> **Instructions for the task**: Pull each line holding the word "ügyekben" from the data.
─── Records for the exercise ───
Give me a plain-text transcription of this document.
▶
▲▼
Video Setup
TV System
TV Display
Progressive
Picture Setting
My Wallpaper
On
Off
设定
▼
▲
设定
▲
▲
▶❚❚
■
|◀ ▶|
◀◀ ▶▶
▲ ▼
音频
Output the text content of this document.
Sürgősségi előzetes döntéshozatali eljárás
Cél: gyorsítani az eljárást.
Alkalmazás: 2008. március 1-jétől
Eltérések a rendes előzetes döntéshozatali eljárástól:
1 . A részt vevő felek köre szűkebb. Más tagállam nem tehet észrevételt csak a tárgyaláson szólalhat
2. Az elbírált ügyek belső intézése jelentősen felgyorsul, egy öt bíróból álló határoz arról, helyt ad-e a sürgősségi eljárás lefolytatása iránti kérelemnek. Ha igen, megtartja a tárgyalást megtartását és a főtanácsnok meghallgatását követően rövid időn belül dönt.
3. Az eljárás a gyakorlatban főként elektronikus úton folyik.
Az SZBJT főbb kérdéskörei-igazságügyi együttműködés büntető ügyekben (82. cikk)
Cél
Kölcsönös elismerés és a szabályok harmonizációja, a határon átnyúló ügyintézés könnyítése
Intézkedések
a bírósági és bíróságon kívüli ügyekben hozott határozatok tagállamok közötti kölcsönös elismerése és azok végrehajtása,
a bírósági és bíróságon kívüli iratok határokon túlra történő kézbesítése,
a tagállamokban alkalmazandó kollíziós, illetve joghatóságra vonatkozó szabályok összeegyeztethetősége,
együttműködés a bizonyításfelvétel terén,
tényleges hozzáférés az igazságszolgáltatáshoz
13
───
> **Output below**:
Az SZBJT főbb kérdéskörei-igazságügyi együttműködés büntető ügyekben (82. cikk)
a bírósági és bíróságon kívüli ügyekben hozott határozatok tagállamok közötti kölcsönös elismerése és azok végrehajtása,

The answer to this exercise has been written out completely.